- WHAT YOU HAVE TO DO
Your task is to print every entry below exactly as given.

- GIVEN RECORDS

↓↓↓

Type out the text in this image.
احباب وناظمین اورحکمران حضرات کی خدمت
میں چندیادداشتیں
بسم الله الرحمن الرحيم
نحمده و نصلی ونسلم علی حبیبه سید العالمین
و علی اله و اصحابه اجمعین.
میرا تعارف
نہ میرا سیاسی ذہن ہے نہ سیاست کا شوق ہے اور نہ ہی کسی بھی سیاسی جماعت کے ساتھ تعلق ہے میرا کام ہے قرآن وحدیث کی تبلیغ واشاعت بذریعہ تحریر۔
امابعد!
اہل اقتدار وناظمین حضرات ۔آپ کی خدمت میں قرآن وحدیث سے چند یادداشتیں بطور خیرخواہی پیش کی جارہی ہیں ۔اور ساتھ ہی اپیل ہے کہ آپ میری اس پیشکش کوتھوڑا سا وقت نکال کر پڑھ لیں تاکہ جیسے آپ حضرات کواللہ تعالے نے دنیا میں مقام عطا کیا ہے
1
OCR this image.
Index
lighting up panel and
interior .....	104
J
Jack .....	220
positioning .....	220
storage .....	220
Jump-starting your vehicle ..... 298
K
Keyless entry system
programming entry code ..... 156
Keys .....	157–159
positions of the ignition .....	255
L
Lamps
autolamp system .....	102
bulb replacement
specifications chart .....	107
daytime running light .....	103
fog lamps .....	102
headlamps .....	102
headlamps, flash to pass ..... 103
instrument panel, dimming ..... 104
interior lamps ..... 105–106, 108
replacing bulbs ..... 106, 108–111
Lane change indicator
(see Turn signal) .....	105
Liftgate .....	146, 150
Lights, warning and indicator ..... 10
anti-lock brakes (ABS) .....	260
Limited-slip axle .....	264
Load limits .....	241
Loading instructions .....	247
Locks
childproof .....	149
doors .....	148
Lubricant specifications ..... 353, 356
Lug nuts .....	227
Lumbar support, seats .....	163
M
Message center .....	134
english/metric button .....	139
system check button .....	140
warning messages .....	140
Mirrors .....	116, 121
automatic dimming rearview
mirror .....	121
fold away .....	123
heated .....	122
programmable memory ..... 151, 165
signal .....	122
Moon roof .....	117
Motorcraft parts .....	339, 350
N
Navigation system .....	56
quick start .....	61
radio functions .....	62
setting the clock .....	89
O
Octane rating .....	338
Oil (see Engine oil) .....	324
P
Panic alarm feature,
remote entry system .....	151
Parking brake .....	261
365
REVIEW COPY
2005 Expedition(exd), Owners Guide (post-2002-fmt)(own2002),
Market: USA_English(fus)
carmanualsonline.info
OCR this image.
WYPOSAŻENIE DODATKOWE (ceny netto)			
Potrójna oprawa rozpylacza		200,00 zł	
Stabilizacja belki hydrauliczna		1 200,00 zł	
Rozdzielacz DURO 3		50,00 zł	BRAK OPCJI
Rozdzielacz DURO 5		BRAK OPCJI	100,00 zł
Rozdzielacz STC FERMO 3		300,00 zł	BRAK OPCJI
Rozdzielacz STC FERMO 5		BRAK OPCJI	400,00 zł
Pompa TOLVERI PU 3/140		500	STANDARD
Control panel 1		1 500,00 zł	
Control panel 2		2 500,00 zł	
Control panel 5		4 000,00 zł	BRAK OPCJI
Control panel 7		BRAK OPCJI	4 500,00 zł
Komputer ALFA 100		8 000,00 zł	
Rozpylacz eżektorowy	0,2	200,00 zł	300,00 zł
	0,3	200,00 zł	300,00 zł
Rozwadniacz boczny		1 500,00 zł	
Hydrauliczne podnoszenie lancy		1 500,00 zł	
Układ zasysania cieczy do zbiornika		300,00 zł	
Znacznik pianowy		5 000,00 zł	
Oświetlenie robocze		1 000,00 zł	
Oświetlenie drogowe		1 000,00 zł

↑↑↑

- OUTPUT BELOW
Type out the text in this image.
احباب وناظمین اورحکمران حضرات کی خدمت
میں چندیادداشتیں
بسم الله الرحمن الرحيم
نحمده و نصلی ونسلم علی حبیبه سید العالمین
و علی اله و اصحابه اجمعین.
میرا تعارف
نہ میرا سیاسی ذہن ہے نہ سیاست کا شوق ہے اور نہ ہی کسی بھی سیاسی جماعت کے ساتھ تعلق ہے میرا کام ہے قرآن وحدیث کی تبلیغ واشاعت بذریعہ تحریر۔
امابعد!
اہل اقتدار وناظمین حضرات ۔آپ کی خدمت میں قرآن وحدیث سے چند یادداشتیں بطور خیرخواہی پیش کی جارہی ہیں ۔اور ساتھ ہی اپیل ہے کہ آپ میری اس پیشکش کوتھوڑا سا وقت نکال کر پڑھ لیں تاکہ جیسے آپ حضرات کواللہ تعالے نے دنیا میں مقام عطا کیا ہے
1
OCR this image.
Index
lighting up panel and
interior .....	104
J
Jack .....	220
positioning .....	220
storage .....	220
Jump-starting your vehicle ..... 298
K
Keyless entry system
programming entry code ..... 156
Keys .....	157–159
positions of the ignition .....	255
L
Lamps
autolamp system .....	102
bulb replacement
specifications chart .....	107
daytime running light .....	103
fog lamps .....	102
headlamps .....	102
headlamps, flash to pass ..... 103
instrument panel, dimming ..... 104
interior lamps ..... 105–106, 108
replacing bulbs ..... 106, 108–111
Lane change indicator
(see Turn signal) .....	105
Liftgate .....	146, 150
Lights, warning and indicator ..... 10
anti-lock brakes (ABS) .....	260
Limited-slip axle .....	264
Load limits .....	241
Loading instructions .....	247
Locks
childproof .....	149
doors .....	148
Lubricant specifications ..... 353, 356
Lug nuts .....	227
Lumbar support, seats .....	163
M
Message center .....	134
english/metric button .....	139
system check button .....	140
warning messages .....	140
Mirrors .....	116, 121
automatic dimming rearview
mirror .....	121
fold away .....	123
heated .....	122
programmable memory ..... 151, 165
signal .....	122
Moon roof .....	117
Motorcraft parts .....	339, 350
N
Navigation system .....	56
quick start .....	61
radio functions .....	62
setting the clock .....	89
O
Octane rating .....	338
Oil (see Engine oil) .....	324
P
Panic alarm feature,
remote entry system .....	151
Parking brake .....	261
365
REVIEW COPY
2005 Expedition(exd), Owners Guide (post-2002-fmt)(own2002),
Market: USA_English(fus)
carmanualsonline.info
OCR this image.
WYPOSAŻENIE DODATKOWE (ceny netto)			
Potrójna oprawa rozpylacza		200,00 zł	
Stabilizacja belki hydrauliczna		1 200,00 zł	
Rozdzielacz DURO 3		50,00 zł	BRAK OPCJI
Rozdzielacz DURO 5		BRAK OPCJI	100,00 zł
Rozdzielacz STC FERMO 3		300,00 zł	BRAK OPCJI
Rozdzielacz STC FERMO 5		BRAK OPCJI	400,00 zł
Pompa TOLVERI PU 3/140		500	STANDARD
Control panel 1		1 500,00 zł	
Control panel 2		2 500,00 zł	
Control panel 5		4 000,00 zł	BRAK OPCJI
Control panel 7		BRAK OPCJI	4 500,00 zł
Komputer ALFA 100		8 000,00 zł	
Rozpylacz eżektorowy	0,2	200,00 zł	300,00 zł
	0,3	200,00 zł	300,00 zł
Rozwadniacz boczny		1 500,00 zł	
Hydrauliczne podnoszenie lancy		1 500,00 zł	
Układ zasysania cieczy do zbiornika		300,00 zł	
Znacznik pianowy		5 000,00 zł	
Oświetlenie robocze		1 000,00 zł	
Oświetlenie drogowe		1 000,00 zł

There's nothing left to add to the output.